### GIVEN ENTRIES
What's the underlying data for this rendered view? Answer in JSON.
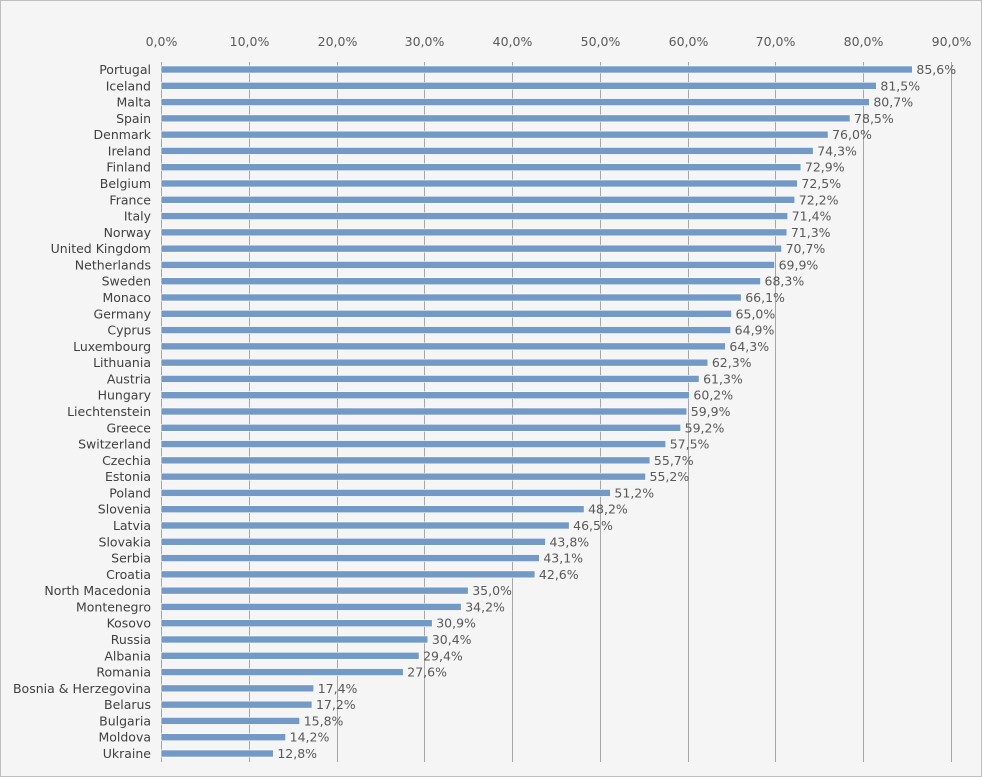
{
  "chart_data": {
    "type": "bar",
    "orientation": "horizontal",
    "title": "",
    "xlabel": "",
    "ylabel": "",
    "xlim": [
      0,
      90
    ],
    "x_ticks": [
      "0,0%",
      "10,0%",
      "20,0%",
      "30,0%",
      "40,0%",
      "50,0%",
      "60,0%",
      "70,0%",
      "80,0%",
      "90,0%"
    ],
    "x_tick_values": [
      0,
      10,
      20,
      30,
      40,
      50,
      60,
      70,
      80,
      90
    ],
    "x_axis_position": "top",
    "grid": "vertical",
    "bar_color": "#7399c6",
    "categories": [
      "Portugal",
      "Iceland",
      "Malta",
      "Spain",
      "Denmark",
      "Ireland",
      "Finland",
      "Belgium",
      "France",
      "Italy",
      "Norway",
      "United Kingdom",
      "Netherlands",
      "Sweden",
      "Monaco",
      "Germany",
      "Cyprus",
      "Luxembourg",
      "Lithuania",
      "Austria",
      "Hungary",
      "Liechtenstein",
      "Greece",
      "Switzerland",
      "Czechia",
      "Estonia",
      "Poland",
      "Slovenia",
      "Latvia",
      "Slovakia",
      "Serbia",
      "Croatia",
      "North Macedonia",
      "Montenegro",
      "Kosovo",
      "Russia",
      "Albania",
      "Romania",
      "Bosnia & Herzegovina",
      "Belarus",
      "Bulgaria",
      "Moldova",
      "Ukraine"
    ],
    "values": [
      85.6,
      81.5,
      80.7,
      78.5,
      76.0,
      74.3,
      72.9,
      72.5,
      72.2,
      71.4,
      71.3,
      70.7,
      69.9,
      68.3,
      66.1,
      65.0,
      64.9,
      64.3,
      62.3,
      61.3,
      60.2,
      59.9,
      59.2,
      57.5,
      55.7,
      55.2,
      51.2,
      48.2,
      46.5,
      43.8,
      43.1,
      42.6,
      35.0,
      34.2,
      30.9,
      30.4,
      29.4,
      27.6,
      17.4,
      17.2,
      15.8,
      14.2,
      12.8
    ],
    "data_labels": [
      "85,6%",
      "81,5%",
      "80,7%",
      "78,5%",
      "76,0%",
      "74,3%",
      "72,9%",
      "72,5%",
      "72,2%",
      "71,4%",
      "71,3%",
      "70,7%",
      "69,9%",
      "68,3%",
      "66,1%",
      "65,0%",
      "64,9%",
      "64,3%",
      "62,3%",
      "61,3%",
      "60,2%",
      "59,9%",
      "59,2%",
      "57,5%",
      "55,7%",
      "55,2%",
      "51,2%",
      "48,2%",
      "46,5%",
      "43,8%",
      "43,1%",
      "42,6%",
      "35,0%",
      "34,2%",
      "30,9%",
      "30,4%",
      "29,4%",
      "27,6%",
      "17,4%",
      "17,2%",
      "15,8%",
      "14,2%",
      "12,8%"
    ]
  }
}
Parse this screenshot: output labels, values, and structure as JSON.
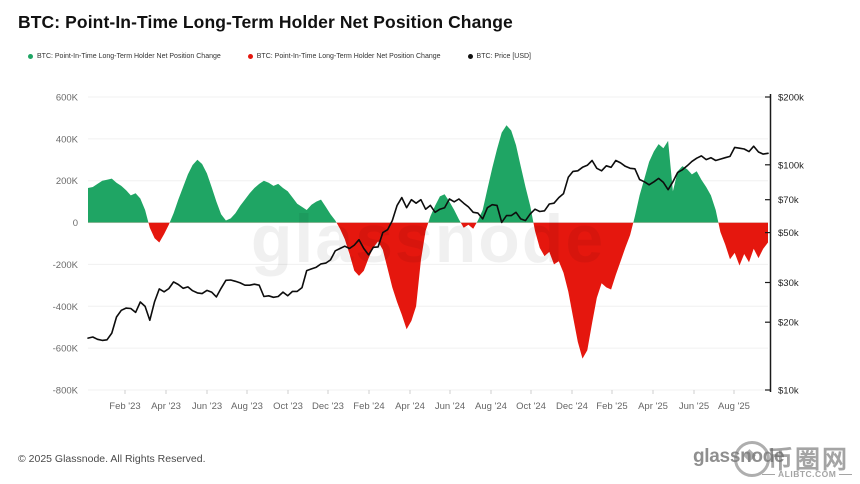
{
  "title": "BTC: Point-In-Time Long-Term Holder Net Position Change",
  "legend": [
    {
      "label": "BTC: Point-In-Time Long-Term Holder Net Position Change",
      "color": "#1fa564"
    },
    {
      "label": "BTC: Point-In-Time Long-Term Holder Net Position Change",
      "color": "#e5170e"
    },
    {
      "label": "BTC: Price [USD]",
      "color": "#111111"
    }
  ],
  "footer": {
    "copyright": "© 2025 Glassnode. All Rights Reserved.",
    "logo_text": "glassnode"
  },
  "watermark": {
    "center_text": "glassnode",
    "stamp_chars": "币圈网",
    "stamp_site": "ALIBTC.COM"
  },
  "colors": {
    "positive": "#1fa564",
    "negative": "#e5170e",
    "price_line": "#0d0d0d",
    "grid": "#f0f0f0",
    "left_tick_text": "#6b6b6b",
    "right_tick_text": "#1f1f1f",
    "x_tick_text": "#666666",
    "right_axis_line": "#1a1a1a"
  },
  "chart_data": {
    "type": "area+line",
    "x_range": {
      "start": "Dec 2022",
      "end": "Sep 2025",
      "sampling": "weekly"
    },
    "x_tick_labels": [
      "Feb '23",
      "Apr '23",
      "Jun '23",
      "Aug '23",
      "Oct '23",
      "Dec '23",
      "Feb '24",
      "Apr '24",
      "Jun '24",
      "Aug '24",
      "Oct '24",
      "Dec '24",
      "Feb '25",
      "Apr '25",
      "Jun '25",
      "Aug '25"
    ],
    "left_axis": {
      "ticks": [
        "600K",
        "400K",
        "200K",
        "0",
        "-200K",
        "-400K",
        "-600K",
        "-800K"
      ],
      "max_kBTC": 600,
      "min_kBTC": -800,
      "scale": "linear"
    },
    "right_axis": {
      "ticks": [
        "$200k",
        "$100k",
        "$70k",
        "$50k",
        "$30k",
        "$20k",
        "$10k"
      ],
      "tick_values_kUSD": [
        200,
        100,
        70,
        50,
        30,
        20,
        10
      ],
      "max_kUSD": 200,
      "min_kUSD": 10,
      "scale": "log"
    },
    "series": [
      {
        "name": "BTC: Point-In-Time Long-Term Holder Net Position Change",
        "axis": "left",
        "unit": "kBTC",
        "style": "area, green when positive, red when negative",
        "values_kBTC": [
          165,
          170,
          185,
          200,
          205,
          210,
          190,
          175,
          155,
          130,
          140,
          115,
          60,
          -25,
          -75,
          -95,
          -55,
          -10,
          45,
          110,
          170,
          230,
          275,
          300,
          280,
          235,
          170,
          100,
          40,
          10,
          20,
          45,
          80,
          110,
          140,
          165,
          185,
          200,
          190,
          175,
          185,
          165,
          150,
          120,
          90,
          75,
          60,
          85,
          100,
          110,
          75,
          40,
          10,
          -30,
          -80,
          -150,
          -230,
          -255,
          -230,
          -170,
          -120,
          -90,
          -130,
          -220,
          -310,
          -380,
          -440,
          -510,
          -470,
          -400,
          -180,
          -40,
          30,
          80,
          125,
          135,
          100,
          60,
          15,
          -25,
          -10,
          -30,
          10,
          60,
          160,
          260,
          350,
          430,
          465,
          440,
          370,
          270,
          170,
          80,
          -40,
          -120,
          -160,
          -140,
          -200,
          -185,
          -240,
          -330,
          -450,
          -570,
          -650,
          -610,
          -480,
          -360,
          -290,
          -310,
          -320,
          -250,
          -185,
          -120,
          -60,
          30,
          130,
          210,
          290,
          340,
          375,
          355,
          390,
          150,
          245,
          270,
          255,
          230,
          245,
          205,
          170,
          130,
          60,
          -45,
          -105,
          -175,
          -145,
          -205,
          -150,
          -190,
          -125,
          -170,
          -125,
          -95
        ]
      },
      {
        "name": "BTC: Price [USD]",
        "axis": "right",
        "unit": "kUSD",
        "style": "line, black, log scale",
        "values_kUSD": [
          17.0,
          17.2,
          16.8,
          16.6,
          16.7,
          17.9,
          21.1,
          22.6,
          23.1,
          23.0,
          22.1,
          24.6,
          23.5,
          20.4,
          24.7,
          28.1,
          27.3,
          28.2,
          30.2,
          29.4,
          28.3,
          28.7,
          27.6,
          27.0,
          26.8,
          27.7,
          27.2,
          25.9,
          28.3,
          30.7,
          30.8,
          30.4,
          29.9,
          29.2,
          29.2,
          29.5,
          29.2,
          26.0,
          26.2,
          25.8,
          26.0,
          27.2,
          26.2,
          27.4,
          27.4,
          28.5,
          33.9,
          34.5,
          35.1,
          36.3,
          36.6,
          37.8,
          41.5,
          42.5,
          43.5,
          42.5,
          44.0,
          46.5,
          42.5,
          39.8,
          43.0,
          43.2,
          50.0,
          51.5,
          56.5,
          66.0,
          71.5,
          64.5,
          70.0,
          67.5,
          70.0,
          63.5,
          66.0,
          61.5,
          63.5,
          64.5,
          70.5,
          68.5,
          70.5,
          67.5,
          65.0,
          61.5,
          61.0,
          57.5,
          64.5,
          66.5,
          66.0,
          55.5,
          59.5,
          59.5,
          61.5,
          57.5,
          56.5,
          60.5,
          63.5,
          62.0,
          62.5,
          67.0,
          67.5,
          71.5,
          74.5,
          88.0,
          93.5,
          94.0,
          97.5,
          99.5,
          104.5,
          96.5,
          94.0,
          99.0,
          97.5,
          104.5,
          102.0,
          98.5,
          96.5,
          96.0,
          86.0,
          84.0,
          81.5,
          84.0,
          87.0,
          83.5,
          77.5,
          84.0,
          92.5,
          95.0,
          99.0,
          103.5,
          107.0,
          109.5,
          105.5,
          107.5,
          104.5,
          106.0,
          107.5,
          109.0,
          119.5,
          118.5,
          117.5,
          114.5,
          121.0,
          114.0,
          111.5,
          112.5
        ]
      }
    ]
  }
}
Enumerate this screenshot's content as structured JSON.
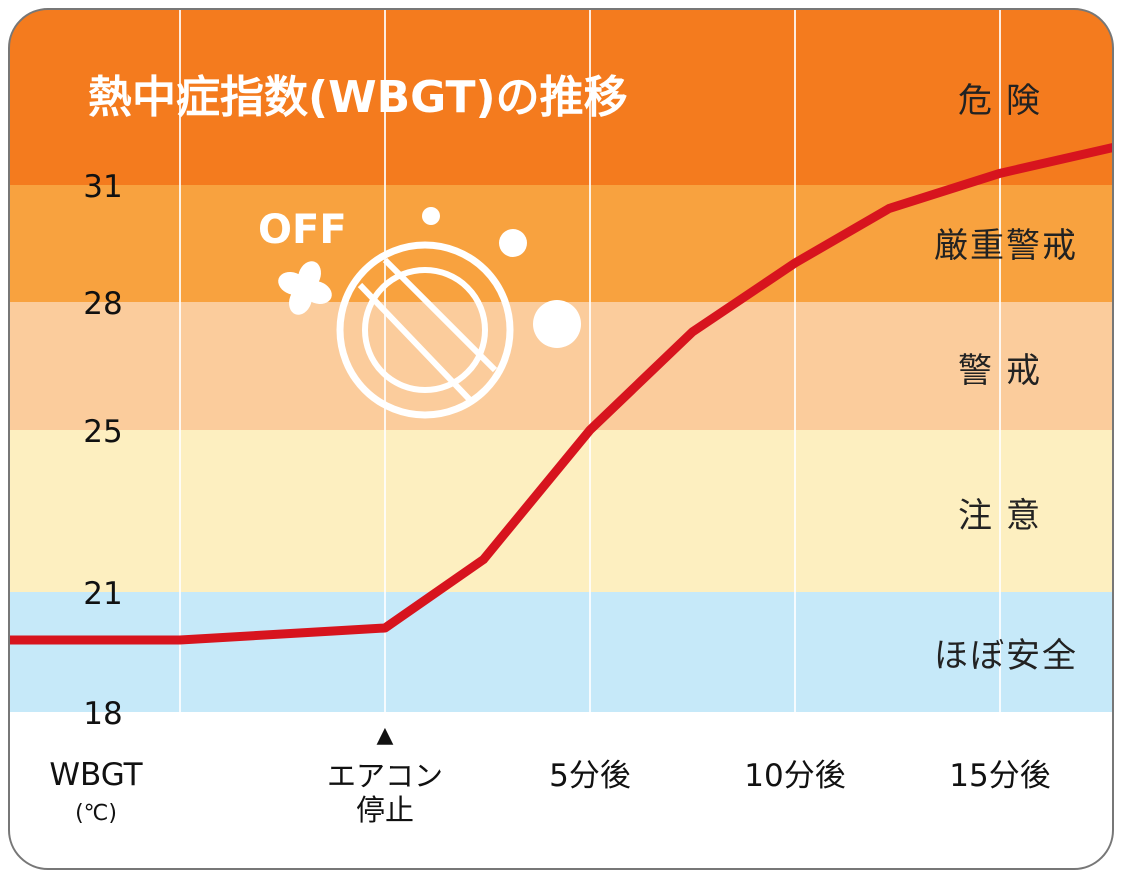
{
  "chart_data": {
    "type": "line",
    "title": "熱中症指数(WBGT)の推移",
    "ylabel": "WBGT",
    "yunit": "(℃)",
    "yticks": [
      18,
      21,
      25,
      28,
      31
    ],
    "ylim": [
      18,
      35.5
    ],
    "xlabel": "",
    "xlim": [
      -9.2,
      17.9
    ],
    "xticks": [
      {
        "value": 0,
        "label": "エアコン\n停止",
        "marker": "▲"
      },
      {
        "value": 5,
        "label": "5分後"
      },
      {
        "value": 10,
        "label": "10分後"
      },
      {
        "value": 15,
        "label": "15分後"
      }
    ],
    "x_gridlines": [
      -5,
      0,
      5,
      10,
      15
    ],
    "bands": [
      {
        "label": "危険",
        "from": 31,
        "to": 35.5,
        "color": "#F47B1E"
      },
      {
        "label": "厳重警戒",
        "from": 28,
        "to": 31,
        "color": "#F8A23F"
      },
      {
        "label": "警戒",
        "from": 25,
        "to": 28,
        "color": "#FBCC9C"
      },
      {
        "label": "注意",
        "from": 21,
        "to": 25,
        "color": "#FDEFC0"
      },
      {
        "label": "ほぼ安全",
        "from": 18,
        "to": 21,
        "color": "#C6E9F9"
      }
    ],
    "series": [
      {
        "name": "WBGT",
        "color": "#D7141E",
        "x": [
          -9.2,
          -5,
          0,
          2.4,
          5,
          7.5,
          10,
          12.3,
          15,
          17.9
        ],
        "y": [
          19.8,
          19.8,
          20.1,
          21.8,
          25.0,
          27.3,
          29.0,
          30.4,
          31.3,
          32.0
        ]
      }
    ],
    "annotation": {
      "text": "OFF",
      "icon": "air-conditioner-off-icon"
    },
    "grid": true,
    "legend": "none"
  }
}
######
WHAT YOU WILL DO:
Review the preceding data and report every line that includes the string "Change".

REPLY:
  "title": "BTC: Point-In-Time Long-Term Holder Net Position Change",
      "label": "BTC: Point-In-Time Long-Term Holder Net Position Change",
      "label": "BTC: Point-In-Time Long-Term Holder Net Position Change",
        "name": "BTC: Point-In-Time Long-Term Holder Net Position Change",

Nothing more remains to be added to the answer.